> _Records to use_
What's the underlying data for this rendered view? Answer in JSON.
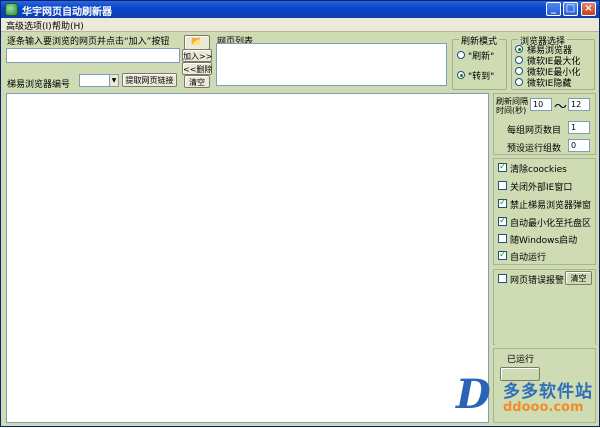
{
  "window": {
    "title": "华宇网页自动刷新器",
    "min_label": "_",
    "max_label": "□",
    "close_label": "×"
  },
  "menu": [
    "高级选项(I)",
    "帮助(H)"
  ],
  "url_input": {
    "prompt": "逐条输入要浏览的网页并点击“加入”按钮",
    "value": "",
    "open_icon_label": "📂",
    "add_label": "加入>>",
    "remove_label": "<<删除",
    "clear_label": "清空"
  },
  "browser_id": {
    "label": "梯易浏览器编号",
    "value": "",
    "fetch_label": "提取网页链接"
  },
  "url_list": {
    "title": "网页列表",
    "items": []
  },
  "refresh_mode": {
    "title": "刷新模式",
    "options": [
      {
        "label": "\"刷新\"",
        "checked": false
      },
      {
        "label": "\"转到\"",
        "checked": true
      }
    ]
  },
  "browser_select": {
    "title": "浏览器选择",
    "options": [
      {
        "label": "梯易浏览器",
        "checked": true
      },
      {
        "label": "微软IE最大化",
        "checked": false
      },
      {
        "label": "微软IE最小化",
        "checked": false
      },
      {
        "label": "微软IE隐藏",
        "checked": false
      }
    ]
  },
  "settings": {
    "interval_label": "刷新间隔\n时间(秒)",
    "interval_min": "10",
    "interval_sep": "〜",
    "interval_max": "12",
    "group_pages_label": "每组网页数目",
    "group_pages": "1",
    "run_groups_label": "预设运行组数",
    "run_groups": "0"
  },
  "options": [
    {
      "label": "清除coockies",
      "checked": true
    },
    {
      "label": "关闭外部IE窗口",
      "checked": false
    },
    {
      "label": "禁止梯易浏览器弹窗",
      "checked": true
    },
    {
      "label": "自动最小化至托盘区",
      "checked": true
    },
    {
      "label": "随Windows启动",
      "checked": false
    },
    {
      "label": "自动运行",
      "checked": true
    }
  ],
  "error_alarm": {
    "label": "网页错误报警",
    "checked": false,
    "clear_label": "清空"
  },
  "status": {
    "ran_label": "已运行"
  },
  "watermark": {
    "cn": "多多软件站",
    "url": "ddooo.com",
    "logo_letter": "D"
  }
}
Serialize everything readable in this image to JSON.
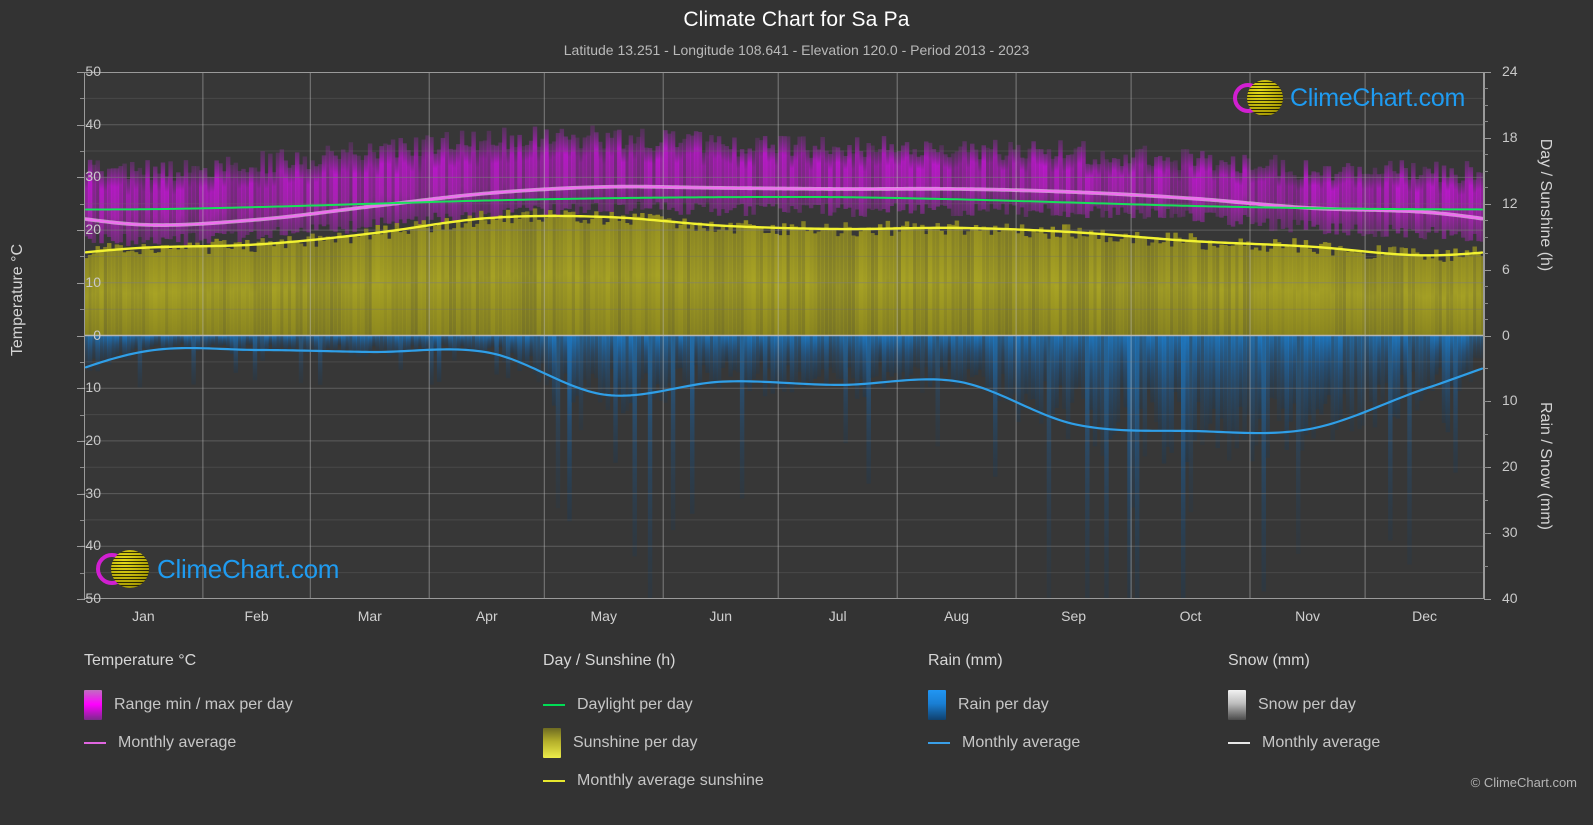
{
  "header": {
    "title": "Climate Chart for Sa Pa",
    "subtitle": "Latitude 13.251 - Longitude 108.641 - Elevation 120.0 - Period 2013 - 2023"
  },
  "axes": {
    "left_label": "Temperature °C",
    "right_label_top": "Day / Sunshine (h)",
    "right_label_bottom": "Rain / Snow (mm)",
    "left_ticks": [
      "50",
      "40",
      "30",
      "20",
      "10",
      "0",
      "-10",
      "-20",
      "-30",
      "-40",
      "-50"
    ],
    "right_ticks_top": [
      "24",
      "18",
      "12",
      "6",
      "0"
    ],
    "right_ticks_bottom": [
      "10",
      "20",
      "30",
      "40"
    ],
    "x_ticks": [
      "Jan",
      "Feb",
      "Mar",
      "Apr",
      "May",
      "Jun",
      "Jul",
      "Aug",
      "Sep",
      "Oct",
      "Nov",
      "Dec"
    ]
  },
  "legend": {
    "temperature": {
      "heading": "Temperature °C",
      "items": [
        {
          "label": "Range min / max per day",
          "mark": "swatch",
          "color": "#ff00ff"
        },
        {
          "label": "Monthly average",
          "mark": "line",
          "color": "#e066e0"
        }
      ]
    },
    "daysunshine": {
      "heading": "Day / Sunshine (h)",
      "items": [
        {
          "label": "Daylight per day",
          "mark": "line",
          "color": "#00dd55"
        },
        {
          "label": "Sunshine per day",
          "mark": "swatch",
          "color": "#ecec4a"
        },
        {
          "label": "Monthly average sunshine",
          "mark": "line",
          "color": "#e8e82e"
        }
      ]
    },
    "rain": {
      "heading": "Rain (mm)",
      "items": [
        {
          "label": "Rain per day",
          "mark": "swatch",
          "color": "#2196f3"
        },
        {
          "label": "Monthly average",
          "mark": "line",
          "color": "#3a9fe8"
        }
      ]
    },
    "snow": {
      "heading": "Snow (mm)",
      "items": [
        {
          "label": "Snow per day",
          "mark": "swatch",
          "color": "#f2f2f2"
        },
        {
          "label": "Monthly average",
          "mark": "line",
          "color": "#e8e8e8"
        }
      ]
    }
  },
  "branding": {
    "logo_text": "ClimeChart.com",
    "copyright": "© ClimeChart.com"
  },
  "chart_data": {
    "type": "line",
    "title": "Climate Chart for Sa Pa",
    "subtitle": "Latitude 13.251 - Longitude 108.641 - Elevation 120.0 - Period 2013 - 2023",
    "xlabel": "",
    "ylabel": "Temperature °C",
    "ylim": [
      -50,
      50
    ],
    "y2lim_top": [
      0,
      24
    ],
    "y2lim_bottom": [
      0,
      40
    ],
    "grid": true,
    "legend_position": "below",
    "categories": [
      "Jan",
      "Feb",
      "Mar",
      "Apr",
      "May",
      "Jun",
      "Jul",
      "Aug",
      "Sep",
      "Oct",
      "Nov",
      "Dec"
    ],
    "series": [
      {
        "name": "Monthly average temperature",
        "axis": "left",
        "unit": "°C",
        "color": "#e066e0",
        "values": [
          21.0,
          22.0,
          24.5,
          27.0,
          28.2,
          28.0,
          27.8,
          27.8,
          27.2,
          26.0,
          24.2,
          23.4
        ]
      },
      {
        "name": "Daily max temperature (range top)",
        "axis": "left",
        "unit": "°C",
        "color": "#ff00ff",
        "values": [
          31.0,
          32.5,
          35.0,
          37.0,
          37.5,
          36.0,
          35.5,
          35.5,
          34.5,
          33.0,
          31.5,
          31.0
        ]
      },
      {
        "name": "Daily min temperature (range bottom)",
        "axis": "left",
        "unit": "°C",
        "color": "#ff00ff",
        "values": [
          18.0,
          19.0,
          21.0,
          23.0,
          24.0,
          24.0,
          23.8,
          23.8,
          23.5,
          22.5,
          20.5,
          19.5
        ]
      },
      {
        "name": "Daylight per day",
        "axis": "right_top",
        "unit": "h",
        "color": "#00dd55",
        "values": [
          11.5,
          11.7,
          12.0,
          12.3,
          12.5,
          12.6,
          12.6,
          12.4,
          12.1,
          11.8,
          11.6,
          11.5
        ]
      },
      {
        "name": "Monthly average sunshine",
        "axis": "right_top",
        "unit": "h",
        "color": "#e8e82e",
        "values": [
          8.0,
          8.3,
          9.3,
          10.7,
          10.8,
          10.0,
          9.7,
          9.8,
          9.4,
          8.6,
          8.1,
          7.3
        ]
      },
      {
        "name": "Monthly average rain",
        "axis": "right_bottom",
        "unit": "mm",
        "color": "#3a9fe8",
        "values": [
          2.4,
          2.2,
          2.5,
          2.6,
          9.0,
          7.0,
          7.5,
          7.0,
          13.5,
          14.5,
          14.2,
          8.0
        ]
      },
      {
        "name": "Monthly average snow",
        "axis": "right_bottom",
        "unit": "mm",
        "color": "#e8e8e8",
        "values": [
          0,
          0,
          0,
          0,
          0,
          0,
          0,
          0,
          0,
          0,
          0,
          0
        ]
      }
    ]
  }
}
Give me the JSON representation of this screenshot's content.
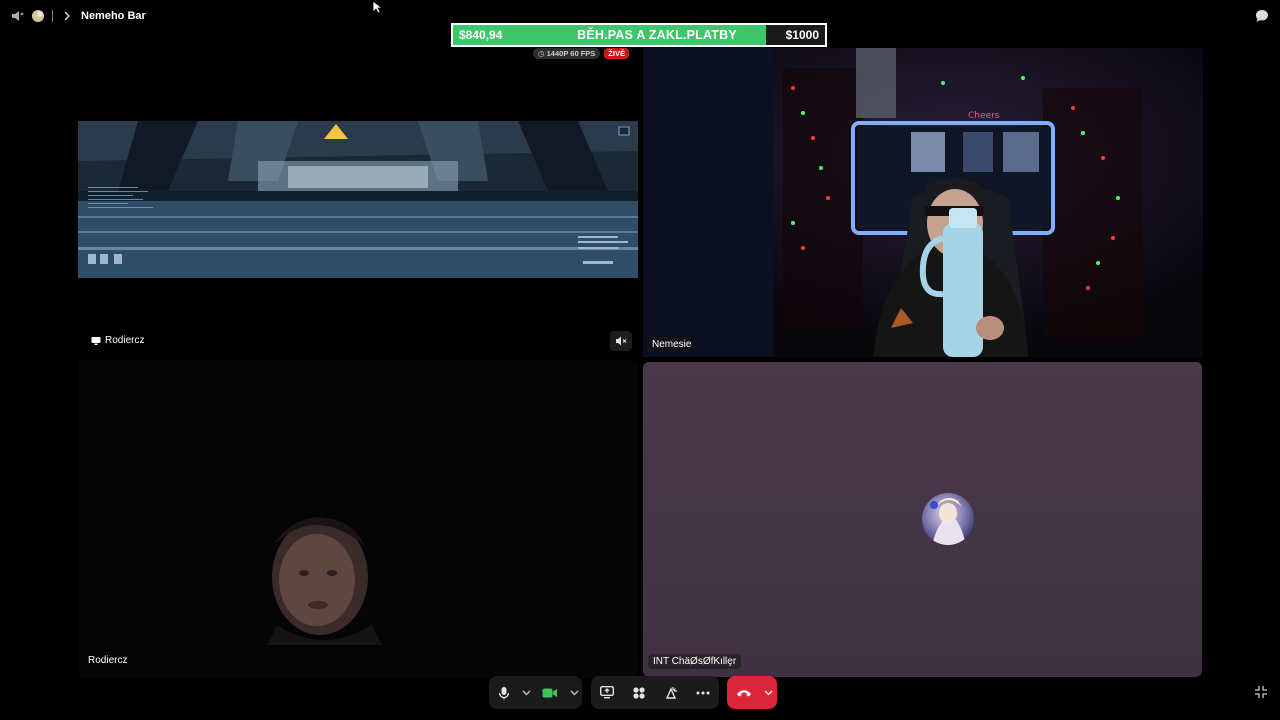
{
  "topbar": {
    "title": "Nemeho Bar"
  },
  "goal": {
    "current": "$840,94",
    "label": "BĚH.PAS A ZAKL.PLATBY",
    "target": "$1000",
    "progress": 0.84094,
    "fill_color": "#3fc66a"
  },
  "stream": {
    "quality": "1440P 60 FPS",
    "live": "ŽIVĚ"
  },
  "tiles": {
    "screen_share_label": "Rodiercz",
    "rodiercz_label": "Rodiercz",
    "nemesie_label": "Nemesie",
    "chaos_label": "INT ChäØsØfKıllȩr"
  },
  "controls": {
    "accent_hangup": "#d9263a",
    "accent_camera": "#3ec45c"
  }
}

> _The exercise_
Look for the line that contains "Give me the", then please copy it and the rest of the lines through the end of the data, pictures excluded.

> _Answer for this exercise_
Give me the JSON representation of this screenshot's content.
{
  "topbar": {
    "title": "Nemeho Bar"
  },
  "goal": {
    "current": "$840,94",
    "label": "BĚH.PAS A ZAKL.PLATBY",
    "target": "$1000",
    "progress": 0.84094,
    "fill_color": "#3fc66a"
  },
  "stream": {
    "quality": "1440P 60 FPS",
    "live": "ŽIVĚ"
  },
  "tiles": {
    "screen_share_label": "Rodiercz",
    "rodiercz_label": "Rodiercz",
    "nemesie_label": "Nemesie",
    "chaos_label": "INT ChäØsØfKıllȩr"
  },
  "controls": {
    "accent_hangup": "#d9263a",
    "accent_camera": "#3ec45c"
  }
}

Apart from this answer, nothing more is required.